• _DO THIS_:
Each entry below should be returned exactly as is, with the pictures removed.

[Rows from a dataset]
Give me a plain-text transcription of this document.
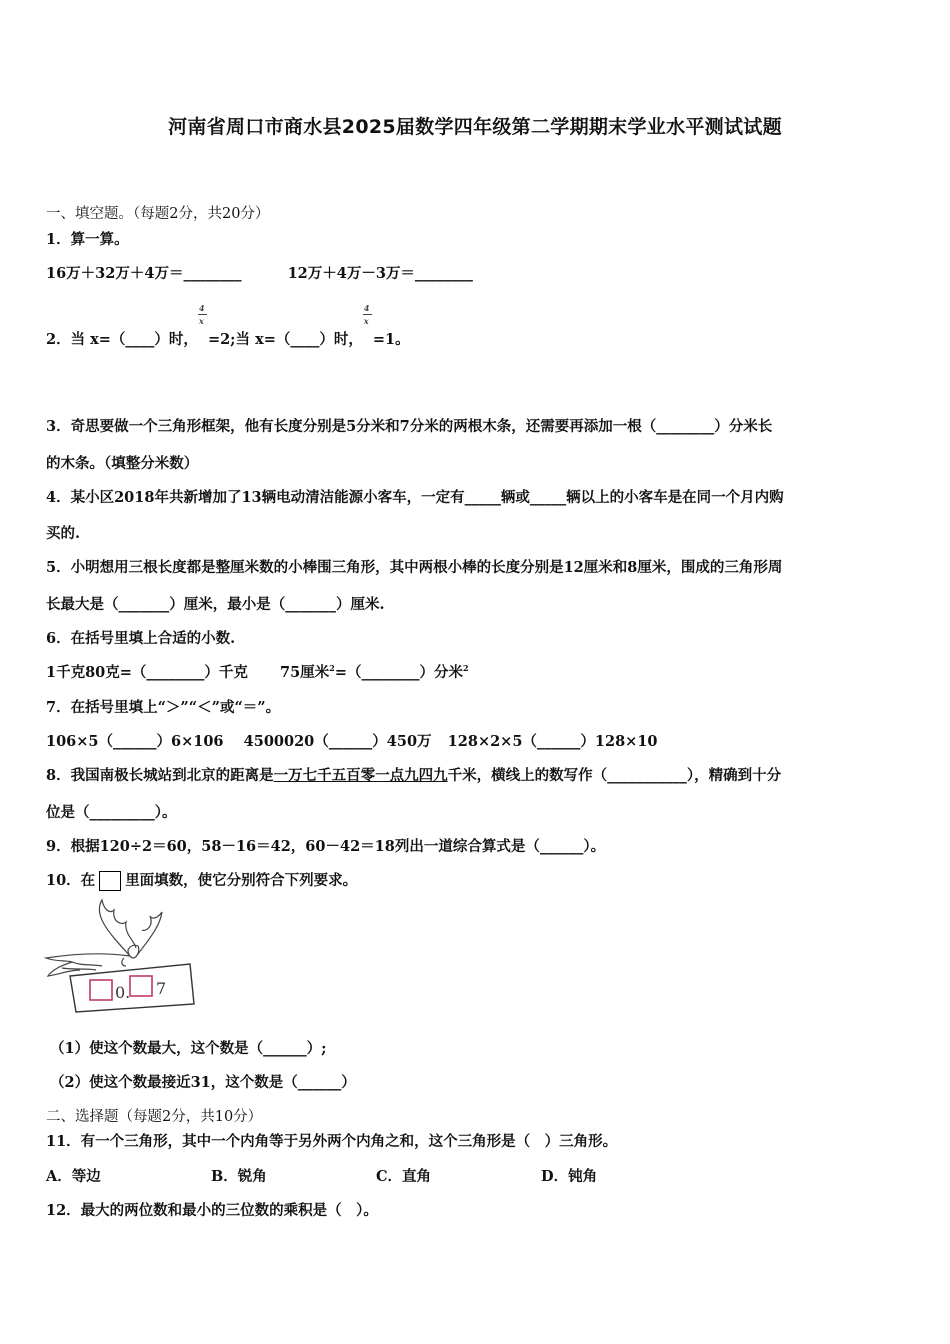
河南省周口市商水县2025届数学四年级第二学期期末学业水平测试试题
一、填空题。（每题2分，共20分）
1．算一算。
16万＋32万＋4万＝________	12万＋4万－3万＝________
2．当 x=（____）时， $\frac{4}{x} =2$;当 x=（____）时， $\frac{4}{x} =1$。
3．奇思要做一个三角形框架，他有长度分别是5分米和7分米的两根木条，还需要再添加一根（________）分米长
的木条。（填整分米数）
4．某小区2018年共新增加了13辆电动清洁能源小客车，一定有_____辆或_____辆以上的小客车是在同一个月内购
买的.
5．小明想用三根长度都是整厘米数的小棒围三角形，其中两根小棒的长度分别是12厘米和8厘米，围成的三角形周
长最大是（_______）厘米，最小是（_______）厘米.
6．在括号里填上合适的小数.
1千克80克=（________）千克 75厘米$^2$=（________）分米$^2$
7．在括号里填上“＞”“＜”或“＝”。
106×5（______）6×106 4500020（______）450万 128×2×5（______）128×10
8．我国南极长城站到北京的距离是一万七千五百零一点九四九千米，横线上的数写作（___________），精确到十分
位是（_________）。
9．根据120÷2＝60，58－16＝42，60－42＝18列出一道综合算式是（______）。
10．在 里面填数，使它分别符合下列要求。
0. 7
（1）使这个数最大，这个数是（______）;
（2）使这个数最接近31，这个数是（______）
二、选择题（每题2分，共10分）
11．有一个三角形，其中一个内角等于另外两个内角之和，这个三角形是（　）三角形。
A．等边	B．锐角	C．直角	D．钝角
12．最大的两位数和最小的三位数的乘积是（　）。
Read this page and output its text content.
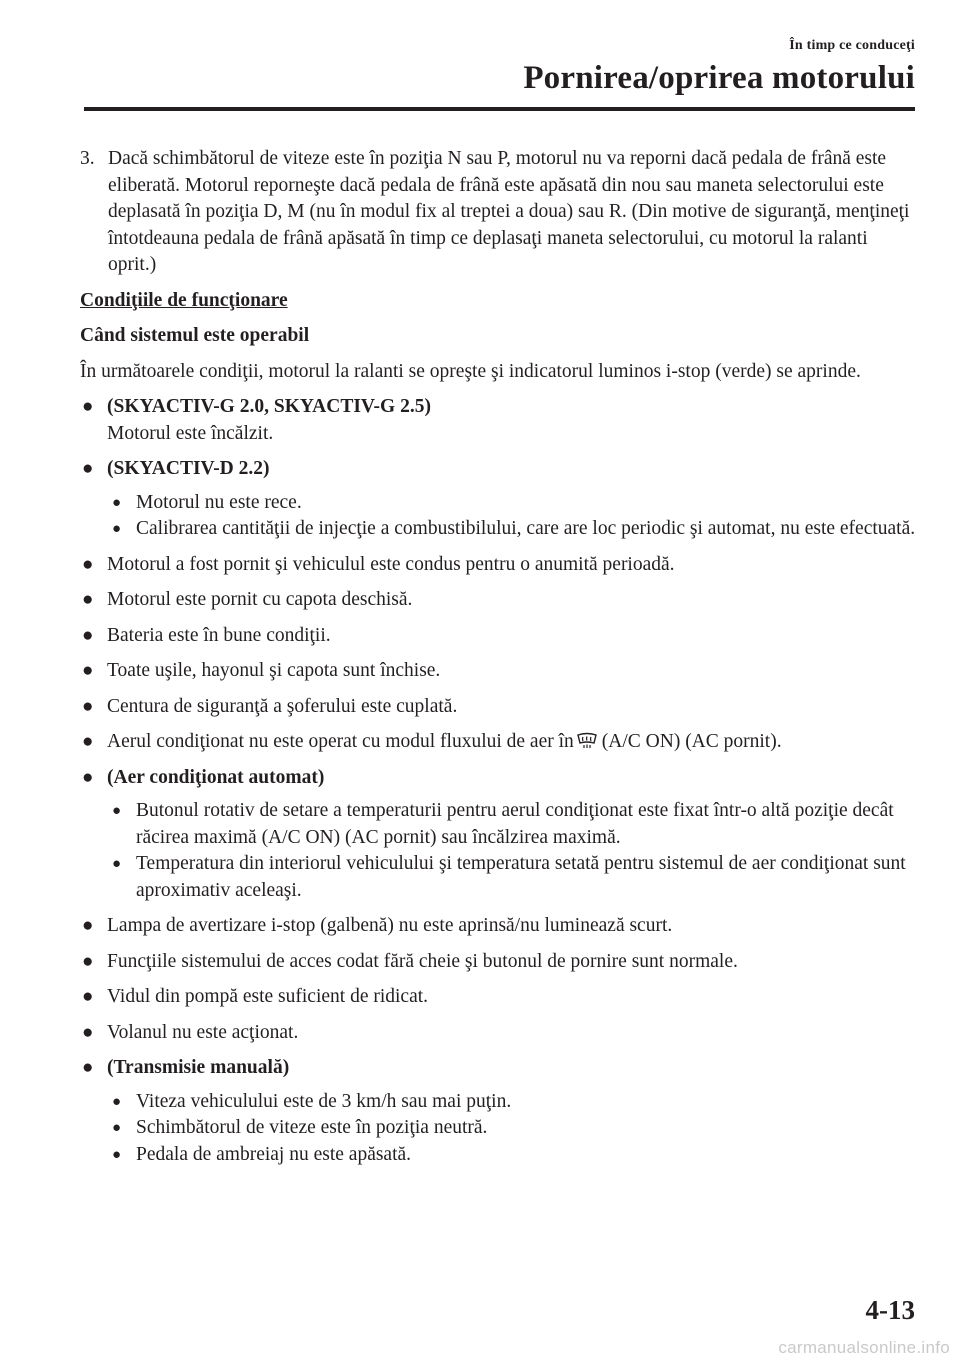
În timp ce conduceţi
Pornirea/oprirea motorului
3. Dacă schimbătorul de viteze este în poziţia N sau P, motorul nu va reporni dacă pedala de frână este eliberată. Motorul reporneşte dacă pedala de frână este apăsată din nou sau maneta selectorului este deplasată în poziţia D, M (nu în modul fix al treptei a doua) sau R. (Din motive de siguranţă, menţineţi întotdeauna pedala de frână apăsată în timp ce deplasaţi maneta selectorului, cu motorul la ralanti oprit.)
Condiţiile de funcţionare
Când sistemul este operabil
În următoarele condiţii, motorul la ralanti se opreşte şi indicatorul luminos i-stop (verde) se aprinde.
● (SKYACTIV-G 2.0, SKYACTIV-G 2.5)
Motorul este încălzit.
● (SKYACTIV-D 2.2)
● Motorul nu este rece.
● Calibrarea cantităţii de injecţie a combustibilului, care are loc periodic şi automat, nu este efectuată.
● Motorul a fost pornit şi vehiculul este condus pentru o anumită perioadă.
● Motorul este pornit cu capota deschisă.
● Bateria este în bune condiţii.
● Toate uşile, hayonul şi capota sunt închise.
● Centura de siguranţă a şoferului este cuplată.
● Aerul condiţionat nu este operat cu modul fluxului de aer în (A/C ON) (AC pornit).
● (Aer condiţionat automat)
● Butonul rotativ de setare a temperaturii pentru aerul condiţionat este fixat într-o altă poziţie decât răcirea maximă (A/C ON) (AC pornit) sau încălzirea maximă.
● Temperatura din interiorul vehiculului şi temperatura setată pentru sistemul de aer condiţionat sunt aproximativ aceleaşi.
● Lampa de avertizare i-stop (galbenă) nu este aprinsă/nu luminează scurt.
● Funcţiile sistemului de acces codat fără cheie şi butonul de pornire sunt normale.
● Vidul din pompă este suficient de ridicat.
● Volanul nu este acţionat.
● (Transmisie manuală)
● Viteza vehiculului este de 3 km/h sau mai puţin.
● Schimbătorul de viteze este în poziţia neutră.
● Pedala de ambreiaj nu este apăsată.
4-13
carmanualsonline.info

• _OUTPUT FOR THIS EXERCISE_:
Give me a plain-text transcription of this document.
河南省周口市商水县2025届数学四年级第二学期期末学业水平测试试题
一、填空题。（每题2分，共20分）
1．算一算。
16万＋32万＋4万＝________	12万＋4万－3万＝________
2．当 x=（____）时， $\frac{4}{x} =2$;当 x=（____）时， $\frac{4}{x} =1$。
3．奇思要做一个三角形框架，他有长度分别是5分米和7分米的两根木条，还需要再添加一根（________）分米长
的木条。（填整分米数）
4．某小区2018年共新增加了13辆电动清洁能源小客车，一定有_____辆或_____辆以上的小客车是在同一个月内购
买的.
5．小明想用三根长度都是整厘米数的小棒围三角形，其中两根小棒的长度分别是12厘米和8厘米，围成的三角形周
长最大是（_______）厘米，最小是（_______）厘米.
6．在括号里填上合适的小数.
1千克80克=（________）千克 75厘米$^2$=（________）分米$^2$
7．在括号里填上“＞”“＜”或“＝”。
106×5（______）6×106 4500020（______）450万 128×2×5（______）128×10
8．我国南极长城站到北京的距离是一万七千五百零一点九四九千米，横线上的数写作（___________），精确到十分
位是（_________）。
9．根据120÷2＝60，58－16＝42，60－42＝18列出一道综合算式是（______）。
10．在 里面填数，使它分别符合下列要求。
0. 7
（1）使这个数最大，这个数是（______）;
（2）使这个数最接近31，这个数是（______）
二、选择题（每题2分，共10分）
11．有一个三角形，其中一个内角等于另外两个内角之和，这个三角形是（　）三角形。
A．等边	B．锐角	C．直角	D．钝角
12．最大的两位数和最小的三位数的乘积是（　）。
Read this page and output its text content.
În timp ce conduceţi
Pornirea/oprirea motorului
3. Dacă schimbătorul de viteze este în poziţia N sau P, motorul nu va reporni dacă pedala de frână este eliberată. Motorul reporneşte dacă pedala de frână este apăsată din nou sau maneta selectorului este deplasată în poziţia D, M (nu în modul fix al treptei a doua) sau R. (Din motive de siguranţă, menţineţi întotdeauna pedala de frână apăsată în timp ce deplasaţi maneta selectorului, cu motorul la ralanti oprit.)
Condiţiile de funcţionare
Când sistemul este operabil
În următoarele condiţii, motorul la ralanti se opreşte şi indicatorul luminos i-stop (verde) se aprinde.
● (SKYACTIV-G 2.0, SKYACTIV-G 2.5)
Motorul este încălzit.
● (SKYACTIV-D 2.2)
● Motorul nu este rece.
● Calibrarea cantităţii de injecţie a combustibilului, care are loc periodic şi automat, nu este efectuată.
● Motorul a fost pornit şi vehiculul este condus pentru o anumită perioadă.
● Motorul este pornit cu capota deschisă.
● Bateria este în bune condiţii.
● Toate uşile, hayonul şi capota sunt închise.
● Centura de siguranţă a şoferului este cuplată.
● Aerul condiţionat nu este operat cu modul fluxului de aer în (A/C ON) (AC pornit).
● (Aer condiţionat automat)
● Butonul rotativ de setare a temperaturii pentru aerul condiţionat este fixat într-o altă poziţie decât răcirea maximă (A/C ON) (AC pornit) sau încălzirea maximă.
● Temperatura din interiorul vehiculului şi temperatura setată pentru sistemul de aer condiţionat sunt aproximativ aceleaşi.
● Lampa de avertizare i-stop (galbenă) nu este aprinsă/nu luminează scurt.
● Funcţiile sistemului de acces codat fără cheie şi butonul de pornire sunt normale.
● Vidul din pompă este suficient de ridicat.
● Volanul nu este acţionat.
● (Transmisie manuală)
● Viteza vehiculului este de 3 km/h sau mai puţin.
● Schimbătorul de viteze este în poziţia neutră.
● Pedala de ambreiaj nu este apăsată.
4-13
carmanualsonline.info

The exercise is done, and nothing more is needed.